**What you have to do**
Quote all of the entries word for word.

**Rows from a dataset**
▼▼▼

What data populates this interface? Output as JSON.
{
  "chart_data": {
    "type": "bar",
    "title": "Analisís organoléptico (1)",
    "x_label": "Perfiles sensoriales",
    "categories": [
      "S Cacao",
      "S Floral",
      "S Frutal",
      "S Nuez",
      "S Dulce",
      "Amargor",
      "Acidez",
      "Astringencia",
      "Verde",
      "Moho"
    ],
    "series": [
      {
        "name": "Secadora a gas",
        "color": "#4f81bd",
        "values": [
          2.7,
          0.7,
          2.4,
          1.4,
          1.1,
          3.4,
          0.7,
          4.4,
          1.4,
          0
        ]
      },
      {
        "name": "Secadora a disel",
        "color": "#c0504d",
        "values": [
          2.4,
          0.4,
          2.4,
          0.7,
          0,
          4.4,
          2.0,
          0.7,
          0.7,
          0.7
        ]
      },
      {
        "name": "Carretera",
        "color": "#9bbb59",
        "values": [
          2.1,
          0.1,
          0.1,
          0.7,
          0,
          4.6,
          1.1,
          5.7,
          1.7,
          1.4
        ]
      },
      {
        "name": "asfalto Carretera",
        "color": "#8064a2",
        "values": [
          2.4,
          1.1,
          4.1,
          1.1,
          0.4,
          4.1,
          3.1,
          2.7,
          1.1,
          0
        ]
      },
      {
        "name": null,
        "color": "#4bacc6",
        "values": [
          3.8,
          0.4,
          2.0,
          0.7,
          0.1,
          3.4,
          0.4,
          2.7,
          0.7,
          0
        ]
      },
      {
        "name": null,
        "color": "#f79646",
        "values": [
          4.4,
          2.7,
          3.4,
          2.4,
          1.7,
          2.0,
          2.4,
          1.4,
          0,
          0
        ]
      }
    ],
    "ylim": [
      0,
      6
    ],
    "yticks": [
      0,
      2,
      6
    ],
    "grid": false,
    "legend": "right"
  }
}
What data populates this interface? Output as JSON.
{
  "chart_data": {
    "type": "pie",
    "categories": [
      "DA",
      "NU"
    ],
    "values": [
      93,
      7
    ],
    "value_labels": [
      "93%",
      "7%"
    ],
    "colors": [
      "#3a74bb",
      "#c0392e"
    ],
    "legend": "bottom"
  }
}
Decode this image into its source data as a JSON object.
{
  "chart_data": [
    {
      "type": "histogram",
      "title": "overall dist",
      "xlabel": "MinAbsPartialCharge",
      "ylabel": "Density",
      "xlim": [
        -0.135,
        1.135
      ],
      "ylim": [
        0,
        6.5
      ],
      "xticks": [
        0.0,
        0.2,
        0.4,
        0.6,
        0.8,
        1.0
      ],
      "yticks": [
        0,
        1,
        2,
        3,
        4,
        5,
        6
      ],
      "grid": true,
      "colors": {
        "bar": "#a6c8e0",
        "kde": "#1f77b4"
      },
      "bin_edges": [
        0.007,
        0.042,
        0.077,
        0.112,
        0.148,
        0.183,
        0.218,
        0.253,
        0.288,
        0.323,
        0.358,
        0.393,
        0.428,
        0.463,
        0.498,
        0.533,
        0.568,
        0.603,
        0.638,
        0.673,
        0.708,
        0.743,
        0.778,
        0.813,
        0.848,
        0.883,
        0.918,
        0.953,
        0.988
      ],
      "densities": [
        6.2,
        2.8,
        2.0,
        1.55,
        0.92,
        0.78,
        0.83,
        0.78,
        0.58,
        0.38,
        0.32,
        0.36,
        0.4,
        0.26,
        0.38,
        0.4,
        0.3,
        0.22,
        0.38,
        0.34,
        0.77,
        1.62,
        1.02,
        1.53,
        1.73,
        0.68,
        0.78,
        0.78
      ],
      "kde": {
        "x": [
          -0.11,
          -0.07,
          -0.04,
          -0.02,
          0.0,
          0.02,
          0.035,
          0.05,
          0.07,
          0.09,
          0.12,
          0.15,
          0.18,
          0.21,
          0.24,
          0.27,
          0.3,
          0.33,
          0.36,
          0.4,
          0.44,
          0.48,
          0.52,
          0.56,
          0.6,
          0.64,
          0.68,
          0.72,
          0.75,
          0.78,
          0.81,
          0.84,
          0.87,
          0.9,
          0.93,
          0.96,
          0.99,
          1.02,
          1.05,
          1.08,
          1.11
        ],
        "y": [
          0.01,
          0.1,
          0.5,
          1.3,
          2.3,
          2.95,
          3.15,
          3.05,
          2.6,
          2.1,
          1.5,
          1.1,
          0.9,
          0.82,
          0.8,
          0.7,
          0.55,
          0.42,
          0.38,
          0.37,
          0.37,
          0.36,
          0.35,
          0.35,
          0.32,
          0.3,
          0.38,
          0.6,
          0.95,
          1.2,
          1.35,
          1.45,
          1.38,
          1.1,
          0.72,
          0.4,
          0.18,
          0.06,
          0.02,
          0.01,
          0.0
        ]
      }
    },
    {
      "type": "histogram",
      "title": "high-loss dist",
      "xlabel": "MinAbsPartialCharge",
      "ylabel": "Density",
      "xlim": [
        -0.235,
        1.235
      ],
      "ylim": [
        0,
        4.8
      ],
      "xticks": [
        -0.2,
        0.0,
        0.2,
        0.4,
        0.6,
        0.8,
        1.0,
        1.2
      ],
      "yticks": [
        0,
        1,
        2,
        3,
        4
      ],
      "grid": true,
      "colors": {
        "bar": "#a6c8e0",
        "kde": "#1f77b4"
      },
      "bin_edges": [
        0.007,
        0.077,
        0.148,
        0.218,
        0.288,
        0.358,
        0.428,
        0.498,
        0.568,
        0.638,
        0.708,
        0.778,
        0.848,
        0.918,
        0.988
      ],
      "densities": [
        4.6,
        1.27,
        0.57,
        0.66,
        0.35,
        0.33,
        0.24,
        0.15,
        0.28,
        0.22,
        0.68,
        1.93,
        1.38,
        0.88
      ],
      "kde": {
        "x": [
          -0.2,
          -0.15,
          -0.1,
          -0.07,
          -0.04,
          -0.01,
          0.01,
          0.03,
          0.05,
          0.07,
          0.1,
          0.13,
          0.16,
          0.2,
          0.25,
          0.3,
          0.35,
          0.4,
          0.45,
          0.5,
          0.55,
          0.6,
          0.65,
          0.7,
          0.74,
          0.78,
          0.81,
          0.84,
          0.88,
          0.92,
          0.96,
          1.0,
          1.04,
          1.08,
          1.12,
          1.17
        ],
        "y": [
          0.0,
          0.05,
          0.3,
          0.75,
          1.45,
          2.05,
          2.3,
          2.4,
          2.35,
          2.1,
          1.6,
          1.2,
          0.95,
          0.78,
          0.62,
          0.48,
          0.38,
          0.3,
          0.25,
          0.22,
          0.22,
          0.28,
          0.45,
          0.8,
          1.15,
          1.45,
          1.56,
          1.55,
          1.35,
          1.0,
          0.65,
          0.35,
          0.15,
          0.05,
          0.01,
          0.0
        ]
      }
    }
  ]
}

▲▲▲

**Final result**
What data populates this interface? Output as JSON.
{
  "chart_data": {
    "type": "bar",
    "title": "Analisís organoléptico (1)",
    "x_label": "Perfiles sensoriales",
    "categories": [
      "S Cacao",
      "S Floral",
      "S Frutal",
      "S Nuez",
      "S Dulce",
      "Amargor",
      "Acidez",
      "Astringencia",
      "Verde",
      "Moho"
    ],
    "series": [
      {
        "name": "Secadora a gas",
        "color": "#4f81bd",
        "values": [
          2.7,
          0.7,
          2.4,
          1.4,
          1.1,
          3.4,
          0.7,
          4.4,
          1.4,
          0
        ]
      },
      {
        "name": "Secadora a disel",
        "color": "#c0504d",
        "values": [
          2.4,
          0.4,
          2.4,
          0.7,
          0,
          4.4,
          2.0,
          0.7,
          0.7,
          0.7
        ]
      },
      {
        "name": "Carretera",
        "color": "#9bbb59",
        "values": [
          2.1,
          0.1,
          0.1,
          0.7,
          0,
          4.6,
          1.1,
          5.7,
          1.7,
          1.4
        ]
      },
      {
        "name": "asfalto Carretera",
        "color": "#8064a2",
        "values": [
          2.4,
          1.1,
          4.1,
          1.1,
          0.4,
          4.1,
          3.1,
          2.7,
          1.1,
          0
        ]
      },
      {
        "name": null,
        "color": "#4bacc6",
        "values": [
          3.8,
          0.4,
          2.0,
          0.7,
          0.1,
          3.4,
          0.4,
          2.7,
          0.7,
          0
        ]
      },
      {
        "name": null,
        "color": "#f79646",
        "values": [
          4.4,
          2.7,
          3.4,
          2.4,
          1.7,
          2.0,
          2.4,
          1.4,
          0,
          0
        ]
      }
    ],
    "ylim": [
      0,
      6
    ],
    "yticks": [
      0,
      2,
      6
    ],
    "grid": false,
    "legend": "right"
  }
}
What data populates this interface? Output as JSON.
{
  "chart_data": {
    "type": "pie",
    "categories": [
      "DA",
      "NU"
    ],
    "values": [
      93,
      7
    ],
    "value_labels": [
      "93%",
      "7%"
    ],
    "colors": [
      "#3a74bb",
      "#c0392e"
    ],
    "legend": "bottom"
  }
}
Decode this image into its source data as a JSON object.
{
  "chart_data": [
    {
      "type": "histogram",
      "title": "overall dist",
      "xlabel": "MinAbsPartialCharge",
      "ylabel": "Density",
      "xlim": [
        -0.135,
        1.135
      ],
      "ylim": [
        0,
        6.5
      ],
      "xticks": [
        0.0,
        0.2,
        0.4,
        0.6,
        0.8,
        1.0
      ],
      "yticks": [
        0,
        1,
        2,
        3,
        4,
        5,
        6
      ],
      "grid": true,
      "colors": {
        "bar": "#a6c8e0",
        "kde": "#1f77b4"
      },
      "bin_edges": [
        0.007,
        0.042,
        0.077,
        0.112,
        0.148,
        0.183,
        0.218,
        0.253,
        0.288,
        0.323,
        0.358,
        0.393,
        0.428,
        0.463,
        0.498,
        0.533,
        0.568,
        0.603,
        0.638,
        0.673,
        0.708,
        0.743,
        0.778,
        0.813,
        0.848,
        0.883,
        0.918,
        0.953,
        0.988
      ],
      "densities": [
        6.2,
        2.8,
        2.0,
        1.55,
        0.92,
        0.78,
        0.83,
        0.78,
        0.58,
        0.38,
        0.32,
        0.36,
        0.4,
        0.26,
        0.38,
        0.4,
        0.3,
        0.22,
        0.38,
        0.34,
        0.77,
        1.62,
        1.02,
        1.53,
        1.73,
        0.68,
        0.78,
        0.78
      ],
      "kde": {
        "x": [
          -0.11,
          -0.07,
          -0.04,
          -0.02,
          0.0,
          0.02,
          0.035,
          0.05,
          0.07,
          0.09,
          0.12,
          0.15,
          0.18,
          0.21,
          0.24,
          0.27,
          0.3,
          0.33,
          0.36,
          0.4,
          0.44,
          0.48,
          0.52,
          0.56,
          0.6,
          0.64,
          0.68,
          0.72,
          0.75,
          0.78,
          0.81,
          0.84,
          0.87,
          0.9,
          0.93,
          0.96,
          0.99,
          1.02,
          1.05,
          1.08,
          1.11
        ],
        "y": [
          0.01,
          0.1,
          0.5,
          1.3,
          2.3,
          2.95,
          3.15,
          3.05,
          2.6,
          2.1,
          1.5,
          1.1,
          0.9,
          0.82,
          0.8,
          0.7,
          0.55,
          0.42,
          0.38,
          0.37,
          0.37,
          0.36,
          0.35,
          0.35,
          0.32,
          0.3,
          0.38,
          0.6,
          0.95,
          1.2,
          1.35,
          1.45,
          1.38,
          1.1,
          0.72,
          0.4,
          0.18,
          0.06,
          0.02,
          0.01,
          0.0
        ]
      }
    },
    {
      "type": "histogram",
      "title": "high-loss dist",
      "xlabel": "MinAbsPartialCharge",
      "ylabel": "Density",
      "xlim": [
        -0.235,
        1.235
      ],
      "ylim": [
        0,
        4.8
      ],
      "xticks": [
        -0.2,
        0.0,
        0.2,
        0.4,
        0.6,
        0.8,
        1.0,
        1.2
      ],
      "yticks": [
        0,
        1,
        2,
        3,
        4
      ],
      "grid": true,
      "colors": {
        "bar": "#a6c8e0",
        "kde": "#1f77b4"
      },
      "bin_edges": [
        0.007,
        0.077,
        0.148,
        0.218,
        0.288,
        0.358,
        0.428,
        0.498,
        0.568,
        0.638,
        0.708,
        0.778,
        0.848,
        0.918,
        0.988
      ],
      "densities": [
        4.6,
        1.27,
        0.57,
        0.66,
        0.35,
        0.33,
        0.24,
        0.15,
        0.28,
        0.22,
        0.68,
        1.93,
        1.38,
        0.88
      ],
      "kde": {
        "x": [
          -0.2,
          -0.15,
          -0.1,
          -0.07,
          -0.04,
          -0.01,
          0.01,
          0.03,
          0.05,
          0.07,
          0.1,
          0.13,
          0.16,
          0.2,
          0.25,
          0.3,
          0.35,
          0.4,
          0.45,
          0.5,
          0.55,
          0.6,
          0.65,
          0.7,
          0.74,
          0.78,
          0.81,
          0.84,
          0.88,
          0.92,
          0.96,
          1.0,
          1.04,
          1.08,
          1.12,
          1.17
        ],
        "y": [
          0.0,
          0.05,
          0.3,
          0.75,
          1.45,
          2.05,
          2.3,
          2.4,
          2.35,
          2.1,
          1.6,
          1.2,
          0.95,
          0.78,
          0.62,
          0.48,
          0.38,
          0.3,
          0.25,
          0.22,
          0.22,
          0.28,
          0.45,
          0.8,
          1.15,
          1.45,
          1.56,
          1.55,
          1.35,
          1.0,
          0.65,
          0.35,
          0.15,
          0.05,
          0.01,
          0.0
        ]
      }
    }
  ]
}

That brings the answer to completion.